** BEGIN Material for this exercise **
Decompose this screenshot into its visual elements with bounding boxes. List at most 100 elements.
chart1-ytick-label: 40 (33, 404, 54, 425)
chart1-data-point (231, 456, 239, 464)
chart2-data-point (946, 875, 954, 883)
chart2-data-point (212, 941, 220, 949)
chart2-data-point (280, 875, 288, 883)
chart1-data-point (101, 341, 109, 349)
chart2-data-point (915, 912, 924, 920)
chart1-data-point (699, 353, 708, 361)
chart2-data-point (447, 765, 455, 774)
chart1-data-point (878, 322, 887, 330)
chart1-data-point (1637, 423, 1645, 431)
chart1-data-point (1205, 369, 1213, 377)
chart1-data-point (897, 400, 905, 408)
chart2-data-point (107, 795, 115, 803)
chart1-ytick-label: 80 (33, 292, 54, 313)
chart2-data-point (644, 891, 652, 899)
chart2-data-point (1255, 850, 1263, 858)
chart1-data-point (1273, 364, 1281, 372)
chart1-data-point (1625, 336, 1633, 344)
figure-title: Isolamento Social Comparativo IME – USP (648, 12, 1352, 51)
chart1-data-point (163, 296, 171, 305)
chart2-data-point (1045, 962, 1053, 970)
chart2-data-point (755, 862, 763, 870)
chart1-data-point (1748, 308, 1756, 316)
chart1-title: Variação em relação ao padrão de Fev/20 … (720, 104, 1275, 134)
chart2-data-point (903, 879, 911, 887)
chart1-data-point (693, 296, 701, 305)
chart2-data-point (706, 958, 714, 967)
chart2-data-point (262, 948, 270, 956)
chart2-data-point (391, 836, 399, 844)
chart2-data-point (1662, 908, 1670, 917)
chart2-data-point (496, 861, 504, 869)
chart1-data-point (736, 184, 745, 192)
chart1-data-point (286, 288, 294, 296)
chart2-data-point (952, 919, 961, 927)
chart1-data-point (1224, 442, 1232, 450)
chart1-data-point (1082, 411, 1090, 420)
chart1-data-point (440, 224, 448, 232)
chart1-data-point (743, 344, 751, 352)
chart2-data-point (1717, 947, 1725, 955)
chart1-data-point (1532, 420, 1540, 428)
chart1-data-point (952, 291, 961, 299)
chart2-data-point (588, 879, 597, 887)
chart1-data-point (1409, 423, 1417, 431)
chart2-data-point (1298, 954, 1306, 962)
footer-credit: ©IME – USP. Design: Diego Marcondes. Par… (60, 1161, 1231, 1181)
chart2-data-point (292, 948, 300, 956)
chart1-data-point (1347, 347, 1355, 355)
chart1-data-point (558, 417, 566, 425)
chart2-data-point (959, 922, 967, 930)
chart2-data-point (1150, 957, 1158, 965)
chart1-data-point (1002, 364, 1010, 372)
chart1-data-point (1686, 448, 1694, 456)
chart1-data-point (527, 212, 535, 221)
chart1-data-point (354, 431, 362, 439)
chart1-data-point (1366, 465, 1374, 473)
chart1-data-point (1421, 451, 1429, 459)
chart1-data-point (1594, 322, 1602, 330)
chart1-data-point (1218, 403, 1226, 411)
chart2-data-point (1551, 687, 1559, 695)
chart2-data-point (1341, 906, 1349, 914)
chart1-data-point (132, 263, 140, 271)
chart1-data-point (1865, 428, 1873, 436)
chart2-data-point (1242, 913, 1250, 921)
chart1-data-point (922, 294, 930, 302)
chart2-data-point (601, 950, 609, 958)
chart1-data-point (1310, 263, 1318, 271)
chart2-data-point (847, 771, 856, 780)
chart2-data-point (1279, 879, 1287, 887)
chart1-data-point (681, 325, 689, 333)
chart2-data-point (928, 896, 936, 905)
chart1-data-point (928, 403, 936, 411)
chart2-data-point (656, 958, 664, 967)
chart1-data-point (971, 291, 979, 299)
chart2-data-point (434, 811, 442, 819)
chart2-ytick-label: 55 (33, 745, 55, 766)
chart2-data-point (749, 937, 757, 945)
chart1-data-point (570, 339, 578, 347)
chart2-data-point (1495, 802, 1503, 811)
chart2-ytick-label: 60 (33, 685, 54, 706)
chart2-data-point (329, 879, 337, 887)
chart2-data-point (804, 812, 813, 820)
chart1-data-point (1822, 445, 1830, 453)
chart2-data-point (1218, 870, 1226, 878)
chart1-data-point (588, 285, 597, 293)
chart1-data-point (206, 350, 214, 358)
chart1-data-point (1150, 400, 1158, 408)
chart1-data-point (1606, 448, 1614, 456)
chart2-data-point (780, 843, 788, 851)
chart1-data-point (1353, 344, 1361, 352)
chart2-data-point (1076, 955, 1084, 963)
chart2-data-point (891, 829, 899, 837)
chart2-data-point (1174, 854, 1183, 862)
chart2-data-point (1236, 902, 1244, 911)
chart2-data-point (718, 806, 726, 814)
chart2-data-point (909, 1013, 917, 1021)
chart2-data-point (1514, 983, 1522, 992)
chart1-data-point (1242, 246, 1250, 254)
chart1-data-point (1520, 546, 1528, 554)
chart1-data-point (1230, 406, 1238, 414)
** END Material for this exercise **
Description of the task: Copy the lines above without any changes, from the first line down through the one containing "chart1-data-point (1625, 336, 1633, 344)", including both ends.

Written reply:
Decompose this screenshot into its visual elements with bounding boxes. List at most 100 elements.
chart1-ytick-label: 40 (33, 404, 54, 425)
chart1-data-point (231, 456, 239, 464)
chart2-data-point (946, 875, 954, 883)
chart2-data-point (212, 941, 220, 949)
chart2-data-point (280, 875, 288, 883)
chart1-data-point (101, 341, 109, 349)
chart2-data-point (915, 912, 924, 920)
chart1-data-point (699, 353, 708, 361)
chart2-data-point (447, 765, 455, 774)
chart1-data-point (878, 322, 887, 330)
chart1-data-point (1637, 423, 1645, 431)
chart1-data-point (1205, 369, 1213, 377)
chart1-data-point (897, 400, 905, 408)
chart2-data-point (107, 795, 115, 803)
chart1-ytick-label: 80 (33, 292, 54, 313)
chart2-data-point (644, 891, 652, 899)
chart2-data-point (1255, 850, 1263, 858)
chart1-data-point (1273, 364, 1281, 372)
chart1-data-point (1625, 336, 1633, 344)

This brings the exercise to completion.